**Saved entries:**
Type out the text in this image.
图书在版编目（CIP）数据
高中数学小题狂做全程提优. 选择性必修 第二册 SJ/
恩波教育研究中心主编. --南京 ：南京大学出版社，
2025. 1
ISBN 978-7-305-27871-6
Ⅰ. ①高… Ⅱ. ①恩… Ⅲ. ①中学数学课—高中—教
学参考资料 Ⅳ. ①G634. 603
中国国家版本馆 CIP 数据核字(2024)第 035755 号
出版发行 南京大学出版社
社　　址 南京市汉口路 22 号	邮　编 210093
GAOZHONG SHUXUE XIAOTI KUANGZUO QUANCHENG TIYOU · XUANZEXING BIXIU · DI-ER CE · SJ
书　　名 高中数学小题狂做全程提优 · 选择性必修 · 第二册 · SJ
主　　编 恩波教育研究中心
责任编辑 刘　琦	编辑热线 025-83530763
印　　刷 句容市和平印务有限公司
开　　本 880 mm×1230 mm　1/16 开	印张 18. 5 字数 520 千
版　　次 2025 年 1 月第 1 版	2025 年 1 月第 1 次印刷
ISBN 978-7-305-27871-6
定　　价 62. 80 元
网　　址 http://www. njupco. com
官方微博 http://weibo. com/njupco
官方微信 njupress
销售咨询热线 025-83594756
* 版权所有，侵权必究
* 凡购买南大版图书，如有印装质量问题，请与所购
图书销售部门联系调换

--

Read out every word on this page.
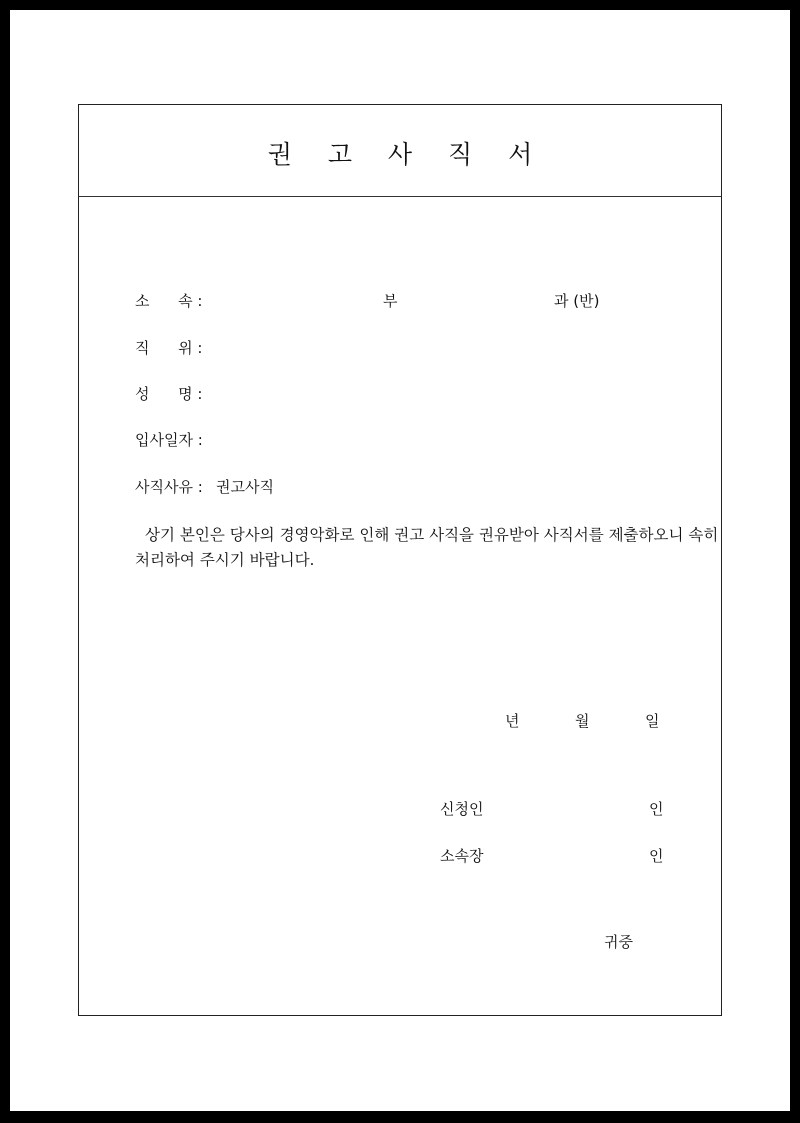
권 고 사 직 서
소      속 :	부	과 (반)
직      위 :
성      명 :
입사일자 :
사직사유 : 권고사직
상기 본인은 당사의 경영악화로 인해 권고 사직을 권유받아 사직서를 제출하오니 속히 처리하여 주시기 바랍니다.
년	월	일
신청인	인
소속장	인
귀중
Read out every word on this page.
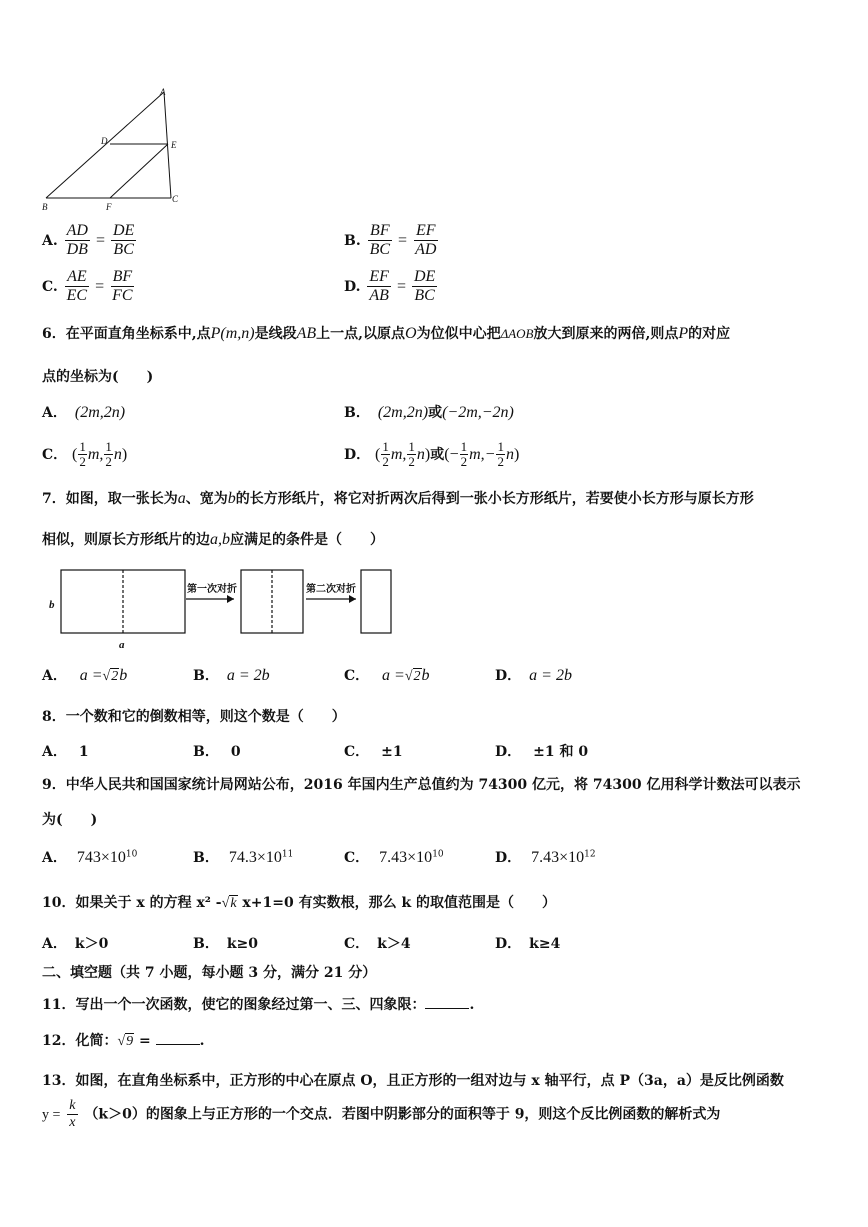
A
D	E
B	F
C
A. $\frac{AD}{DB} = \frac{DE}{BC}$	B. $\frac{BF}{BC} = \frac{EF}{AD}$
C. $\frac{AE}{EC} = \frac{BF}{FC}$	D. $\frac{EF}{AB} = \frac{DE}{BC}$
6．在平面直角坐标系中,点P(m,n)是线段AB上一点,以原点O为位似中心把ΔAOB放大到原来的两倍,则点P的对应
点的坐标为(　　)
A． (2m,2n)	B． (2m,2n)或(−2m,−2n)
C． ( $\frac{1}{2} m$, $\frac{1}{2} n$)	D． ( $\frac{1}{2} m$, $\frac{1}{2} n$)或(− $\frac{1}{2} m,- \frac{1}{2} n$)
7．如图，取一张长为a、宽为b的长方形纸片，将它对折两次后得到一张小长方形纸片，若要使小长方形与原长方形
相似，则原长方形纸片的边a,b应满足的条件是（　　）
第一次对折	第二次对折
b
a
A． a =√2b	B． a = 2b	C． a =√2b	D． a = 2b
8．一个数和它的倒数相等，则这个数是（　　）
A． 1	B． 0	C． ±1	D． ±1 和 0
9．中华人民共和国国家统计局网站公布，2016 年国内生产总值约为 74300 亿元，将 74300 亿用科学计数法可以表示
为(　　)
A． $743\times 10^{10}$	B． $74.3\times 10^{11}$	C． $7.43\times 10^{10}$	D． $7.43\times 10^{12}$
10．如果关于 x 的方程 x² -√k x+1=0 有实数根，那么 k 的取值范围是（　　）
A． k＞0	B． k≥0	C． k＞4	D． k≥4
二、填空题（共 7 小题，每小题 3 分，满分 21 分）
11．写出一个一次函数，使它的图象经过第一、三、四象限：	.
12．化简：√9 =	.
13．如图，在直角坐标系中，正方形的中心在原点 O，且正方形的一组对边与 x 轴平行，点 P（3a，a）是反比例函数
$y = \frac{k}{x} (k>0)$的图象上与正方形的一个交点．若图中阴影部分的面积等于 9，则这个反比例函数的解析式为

**Written request:**
Look through the entries above; copy each line where the string "南京大学出版社" appears.

**The answer:**
恩波教育研究中心主编. --南京 ：南京大学出版社，
出版发行 南京大学出版社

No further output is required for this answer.